◆ **Directions**:
The records below must be copied in full; omit the images.
- - - - - - -
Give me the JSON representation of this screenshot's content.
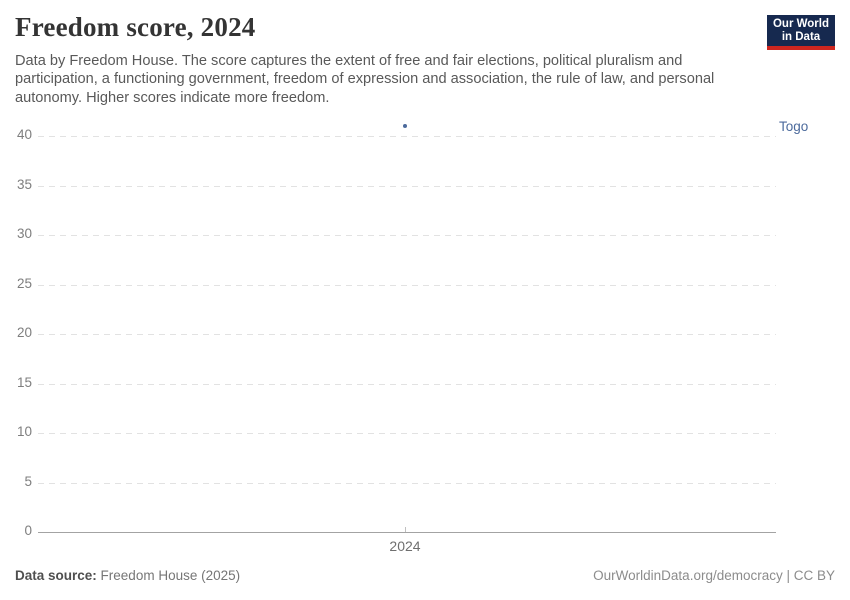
{
  "header": {
    "title": "Freedom score, 2024",
    "subtitle": "Data by Freedom House. The score captures the extent of free and fair elections, political pluralism and participation, a functioning government, freedom of expression and association, the rule of law, and personal autonomy. Higher scores indicate more freedom.",
    "logo": {
      "line1": "Our World",
      "line2": "in Data",
      "background_color": "#16294f",
      "accent_color": "#ce261f"
    }
  },
  "chart_data": {
    "type": "scatter",
    "title": "Freedom score, 2024",
    "x": [
      2024
    ],
    "xticks": [
      "2024"
    ],
    "series": [
      {
        "name": "Togo",
        "values": [
          41
        ],
        "color": "#4C6A9C"
      }
    ],
    "ylim": [
      0,
      40
    ],
    "yticks": [
      0,
      5,
      10,
      15,
      20,
      25,
      30,
      35,
      40
    ],
    "xlabel": "",
    "ylabel": "",
    "grid": "horizontal-dashed",
    "legend_position": "entity label right of data point"
  },
  "footer": {
    "source_label": "Data source:",
    "source_value": "Freedom House (2025)",
    "right_text": "OurWorldinData.org/democracy | CC BY"
  }
}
- - - - - - -
◆ **Finished exercise**:
Give me the JSON representation of this screenshot's content.
{
  "header": {
    "title": "Freedom score, 2024",
    "subtitle": "Data by Freedom House. The score captures the extent of free and fair elections, political pluralism and participation, a functioning government, freedom of expression and association, the rule of law, and personal autonomy. Higher scores indicate more freedom.",
    "logo": {
      "line1": "Our World",
      "line2": "in Data",
      "background_color": "#16294f",
      "accent_color": "#ce261f"
    }
  },
  "chart_data": {
    "type": "scatter",
    "title": "Freedom score, 2024",
    "x": [
      2024
    ],
    "xticks": [
      "2024"
    ],
    "series": [
      {
        "name": "Togo",
        "values": [
          41
        ],
        "color": "#4C6A9C"
      }
    ],
    "ylim": [
      0,
      40
    ],
    "yticks": [
      0,
      5,
      10,
      15,
      20,
      25,
      30,
      35,
      40
    ],
    "xlabel": "",
    "ylabel": "",
    "grid": "horizontal-dashed",
    "legend_position": "entity label right of data point"
  },
  "footer": {
    "source_label": "Data source:",
    "source_value": "Freedom House (2025)",
    "right_text": "OurWorldinData.org/democracy | CC BY"
  }
}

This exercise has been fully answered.